» **OBJECTIVE**
Pictures within the data are to be left out; everything else must be reproduced exactly.

» **Data tied to figure images**
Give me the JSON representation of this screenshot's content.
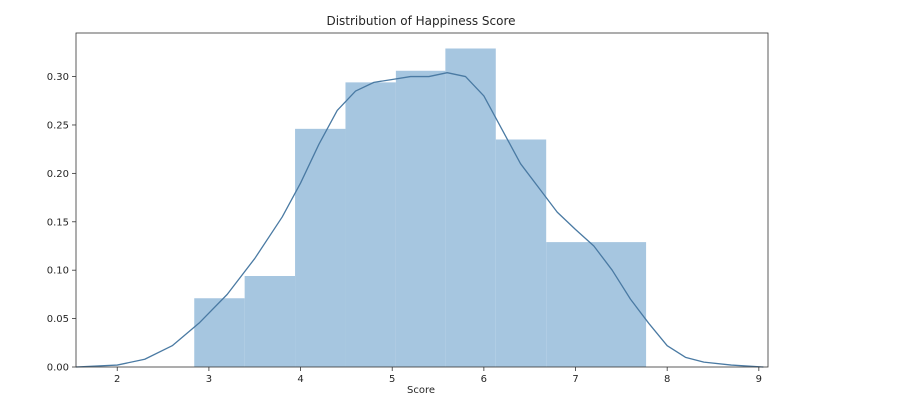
{
  "chart_data": {
    "type": "bar",
    "title": "Distribution of Happiness Score",
    "xlabel": "Score",
    "ylabel": "",
    "xlim": [
      1.55,
      9.1
    ],
    "ylim": [
      0,
      0.345
    ],
    "x_ticks": [
      2,
      3,
      4,
      5,
      6,
      7,
      8,
      9
    ],
    "x_tick_labels": [
      "2",
      "3",
      "4",
      "5",
      "6",
      "7",
      "8",
      "9"
    ],
    "y_ticks": [
      0,
      0.05,
      0.1,
      0.15,
      0.2,
      0.25,
      0.3
    ],
    "y_tick_labels": [
      "0.00",
      "0.05",
      "0.10",
      "0.15",
      "0.20",
      "0.25",
      "0.30"
    ],
    "grid": false,
    "histogram": {
      "bin_edges": [
        2.84,
        3.39,
        3.94,
        4.49,
        5.04,
        5.58,
        6.13,
        6.68,
        7.77
      ],
      "values": [
        0.071,
        0.094,
        0.246,
        0.294,
        0.306,
        0.329,
        0.235,
        0.129
      ],
      "color": "#a6c6e0"
    },
    "kde": {
      "x": [
        1.55,
        2.0,
        2.3,
        2.6,
        2.9,
        3.2,
        3.5,
        3.8,
        4.0,
        4.2,
        4.4,
        4.6,
        4.8,
        5.0,
        5.2,
        5.4,
        5.6,
        5.8,
        6.0,
        6.2,
        6.4,
        6.6,
        6.8,
        7.0,
        7.2,
        7.4,
        7.6,
        7.8,
        8.0,
        8.2,
        8.4,
        8.7,
        9.05
      ],
      "y": [
        0.0,
        0.002,
        0.008,
        0.022,
        0.046,
        0.075,
        0.112,
        0.155,
        0.19,
        0.23,
        0.265,
        0.285,
        0.294,
        0.297,
        0.3,
        0.3,
        0.304,
        0.3,
        0.28,
        0.245,
        0.21,
        0.185,
        0.16,
        0.142,
        0.125,
        0.1,
        0.07,
        0.045,
        0.022,
        0.01,
        0.005,
        0.002,
        0.0
      ],
      "color": "#4a7aa3"
    }
  }
}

» **FINAL RESULT**
Give me the JSON representation of this screenshot's content.
{
  "chart_data": {
    "type": "bar",
    "title": "Distribution of Happiness Score",
    "xlabel": "Score",
    "ylabel": "",
    "xlim": [
      1.55,
      9.1
    ],
    "ylim": [
      0,
      0.345
    ],
    "x_ticks": [
      2,
      3,
      4,
      5,
      6,
      7,
      8,
      9
    ],
    "x_tick_labels": [
      "2",
      "3",
      "4",
      "5",
      "6",
      "7",
      "8",
      "9"
    ],
    "y_ticks": [
      0,
      0.05,
      0.1,
      0.15,
      0.2,
      0.25,
      0.3
    ],
    "y_tick_labels": [
      "0.00",
      "0.05",
      "0.10",
      "0.15",
      "0.20",
      "0.25",
      "0.30"
    ],
    "grid": false,
    "histogram": {
      "bin_edges": [
        2.84,
        3.39,
        3.94,
        4.49,
        5.04,
        5.58,
        6.13,
        6.68,
        7.77
      ],
      "values": [
        0.071,
        0.094,
        0.246,
        0.294,
        0.306,
        0.329,
        0.235,
        0.129
      ],
      "color": "#a6c6e0"
    },
    "kde": {
      "x": [
        1.55,
        2.0,
        2.3,
        2.6,
        2.9,
        3.2,
        3.5,
        3.8,
        4.0,
        4.2,
        4.4,
        4.6,
        4.8,
        5.0,
        5.2,
        5.4,
        5.6,
        5.8,
        6.0,
        6.2,
        6.4,
        6.6,
        6.8,
        7.0,
        7.2,
        7.4,
        7.6,
        7.8,
        8.0,
        8.2,
        8.4,
        8.7,
        9.05
      ],
      "y": [
        0.0,
        0.002,
        0.008,
        0.022,
        0.046,
        0.075,
        0.112,
        0.155,
        0.19,
        0.23,
        0.265,
        0.285,
        0.294,
        0.297,
        0.3,
        0.3,
        0.304,
        0.3,
        0.28,
        0.245,
        0.21,
        0.185,
        0.16,
        0.142,
        0.125,
        0.1,
        0.07,
        0.045,
        0.022,
        0.01,
        0.005,
        0.002,
        0.0
      ],
      "color": "#4a7aa3"
    }
  }
}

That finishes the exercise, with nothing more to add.